*WRITTEN REQUEST*
Every line containing the word "Icons" needs to be found and copied.

* * * * *

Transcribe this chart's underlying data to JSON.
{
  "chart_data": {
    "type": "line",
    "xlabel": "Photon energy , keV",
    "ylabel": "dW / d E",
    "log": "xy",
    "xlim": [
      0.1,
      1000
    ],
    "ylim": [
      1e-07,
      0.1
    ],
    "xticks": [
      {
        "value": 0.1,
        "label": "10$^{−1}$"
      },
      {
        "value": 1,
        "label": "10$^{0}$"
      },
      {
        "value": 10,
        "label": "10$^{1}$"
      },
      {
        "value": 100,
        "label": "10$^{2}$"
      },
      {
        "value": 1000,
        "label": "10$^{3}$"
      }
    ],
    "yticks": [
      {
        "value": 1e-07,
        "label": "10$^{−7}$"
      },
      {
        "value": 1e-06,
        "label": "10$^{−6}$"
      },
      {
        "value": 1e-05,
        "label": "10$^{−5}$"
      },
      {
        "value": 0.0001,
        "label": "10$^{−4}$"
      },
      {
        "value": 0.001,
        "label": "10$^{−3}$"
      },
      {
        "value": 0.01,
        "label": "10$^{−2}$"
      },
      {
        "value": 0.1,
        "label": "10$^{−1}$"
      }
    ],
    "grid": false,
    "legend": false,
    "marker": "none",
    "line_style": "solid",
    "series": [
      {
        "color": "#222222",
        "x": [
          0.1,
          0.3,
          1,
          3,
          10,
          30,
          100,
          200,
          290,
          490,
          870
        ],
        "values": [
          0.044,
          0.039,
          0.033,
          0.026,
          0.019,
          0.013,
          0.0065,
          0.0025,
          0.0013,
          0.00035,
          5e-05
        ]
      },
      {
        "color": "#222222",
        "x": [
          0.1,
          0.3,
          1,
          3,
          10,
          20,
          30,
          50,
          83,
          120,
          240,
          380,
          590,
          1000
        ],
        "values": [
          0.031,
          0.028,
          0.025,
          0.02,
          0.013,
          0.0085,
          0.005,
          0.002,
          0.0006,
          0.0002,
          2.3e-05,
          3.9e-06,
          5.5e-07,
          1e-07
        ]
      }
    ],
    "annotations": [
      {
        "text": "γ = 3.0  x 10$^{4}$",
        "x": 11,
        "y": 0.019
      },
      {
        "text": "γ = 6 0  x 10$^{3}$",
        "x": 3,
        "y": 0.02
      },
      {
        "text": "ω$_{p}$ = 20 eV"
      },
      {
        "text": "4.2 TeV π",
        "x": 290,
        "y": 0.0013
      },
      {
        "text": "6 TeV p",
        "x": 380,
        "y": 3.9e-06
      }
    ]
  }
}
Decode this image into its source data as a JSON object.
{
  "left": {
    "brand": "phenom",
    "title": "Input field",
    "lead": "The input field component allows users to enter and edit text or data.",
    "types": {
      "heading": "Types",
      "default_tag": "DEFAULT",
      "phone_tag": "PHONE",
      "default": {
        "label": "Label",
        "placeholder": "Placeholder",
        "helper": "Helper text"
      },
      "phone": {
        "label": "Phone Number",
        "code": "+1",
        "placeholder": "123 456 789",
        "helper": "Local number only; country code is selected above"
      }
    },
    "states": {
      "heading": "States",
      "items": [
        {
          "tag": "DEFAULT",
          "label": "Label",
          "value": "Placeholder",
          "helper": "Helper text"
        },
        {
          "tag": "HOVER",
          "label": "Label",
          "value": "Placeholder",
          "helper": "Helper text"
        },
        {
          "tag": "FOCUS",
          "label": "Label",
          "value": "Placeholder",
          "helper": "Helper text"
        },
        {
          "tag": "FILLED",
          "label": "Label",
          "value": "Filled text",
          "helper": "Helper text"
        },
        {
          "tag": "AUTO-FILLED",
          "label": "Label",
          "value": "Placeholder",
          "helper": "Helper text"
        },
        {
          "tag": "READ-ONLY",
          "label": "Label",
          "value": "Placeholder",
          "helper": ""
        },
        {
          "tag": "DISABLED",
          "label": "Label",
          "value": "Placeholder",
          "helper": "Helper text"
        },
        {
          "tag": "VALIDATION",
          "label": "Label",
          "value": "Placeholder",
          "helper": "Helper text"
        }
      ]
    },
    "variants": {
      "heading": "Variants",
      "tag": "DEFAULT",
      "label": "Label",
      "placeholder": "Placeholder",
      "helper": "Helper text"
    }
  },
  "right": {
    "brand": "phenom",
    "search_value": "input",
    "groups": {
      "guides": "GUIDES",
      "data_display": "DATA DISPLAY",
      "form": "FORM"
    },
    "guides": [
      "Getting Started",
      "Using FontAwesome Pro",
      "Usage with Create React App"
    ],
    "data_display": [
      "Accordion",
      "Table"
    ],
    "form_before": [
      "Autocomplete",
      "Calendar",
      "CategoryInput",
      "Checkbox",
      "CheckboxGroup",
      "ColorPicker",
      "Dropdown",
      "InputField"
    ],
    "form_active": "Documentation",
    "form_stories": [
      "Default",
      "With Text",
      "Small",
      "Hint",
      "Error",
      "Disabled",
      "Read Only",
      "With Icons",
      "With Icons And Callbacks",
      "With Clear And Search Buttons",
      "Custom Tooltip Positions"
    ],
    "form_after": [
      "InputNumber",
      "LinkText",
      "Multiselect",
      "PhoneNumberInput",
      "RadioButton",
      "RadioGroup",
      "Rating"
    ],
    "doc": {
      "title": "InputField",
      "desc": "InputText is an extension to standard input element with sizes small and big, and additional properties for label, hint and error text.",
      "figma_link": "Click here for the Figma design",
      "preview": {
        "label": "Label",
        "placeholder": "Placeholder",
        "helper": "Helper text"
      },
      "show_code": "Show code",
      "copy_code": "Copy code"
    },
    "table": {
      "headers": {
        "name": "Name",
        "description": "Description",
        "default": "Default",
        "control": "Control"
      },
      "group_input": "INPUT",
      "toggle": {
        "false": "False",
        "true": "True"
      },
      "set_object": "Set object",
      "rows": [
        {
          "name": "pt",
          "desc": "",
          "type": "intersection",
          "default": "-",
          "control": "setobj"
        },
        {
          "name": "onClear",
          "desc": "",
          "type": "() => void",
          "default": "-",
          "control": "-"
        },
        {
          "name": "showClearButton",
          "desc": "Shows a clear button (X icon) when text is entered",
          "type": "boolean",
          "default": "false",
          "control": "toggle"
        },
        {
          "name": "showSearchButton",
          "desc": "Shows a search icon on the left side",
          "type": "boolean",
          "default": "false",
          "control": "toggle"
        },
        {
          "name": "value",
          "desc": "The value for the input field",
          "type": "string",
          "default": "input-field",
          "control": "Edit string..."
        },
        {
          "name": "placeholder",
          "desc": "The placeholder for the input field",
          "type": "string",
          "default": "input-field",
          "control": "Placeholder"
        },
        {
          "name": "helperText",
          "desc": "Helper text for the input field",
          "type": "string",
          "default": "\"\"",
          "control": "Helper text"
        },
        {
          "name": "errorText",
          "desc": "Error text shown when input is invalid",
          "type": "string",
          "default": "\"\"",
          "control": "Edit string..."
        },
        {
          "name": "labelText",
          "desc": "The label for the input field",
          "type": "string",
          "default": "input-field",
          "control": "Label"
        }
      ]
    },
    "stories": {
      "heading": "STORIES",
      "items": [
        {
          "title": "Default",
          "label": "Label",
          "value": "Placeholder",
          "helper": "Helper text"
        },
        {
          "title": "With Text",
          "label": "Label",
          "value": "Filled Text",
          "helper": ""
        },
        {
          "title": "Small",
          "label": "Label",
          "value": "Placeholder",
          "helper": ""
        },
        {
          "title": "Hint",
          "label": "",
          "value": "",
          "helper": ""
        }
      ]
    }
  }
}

* * * * *

*RESPONSE TO THE TASK*
      "With Icons",
      "With Icons And Callbacks",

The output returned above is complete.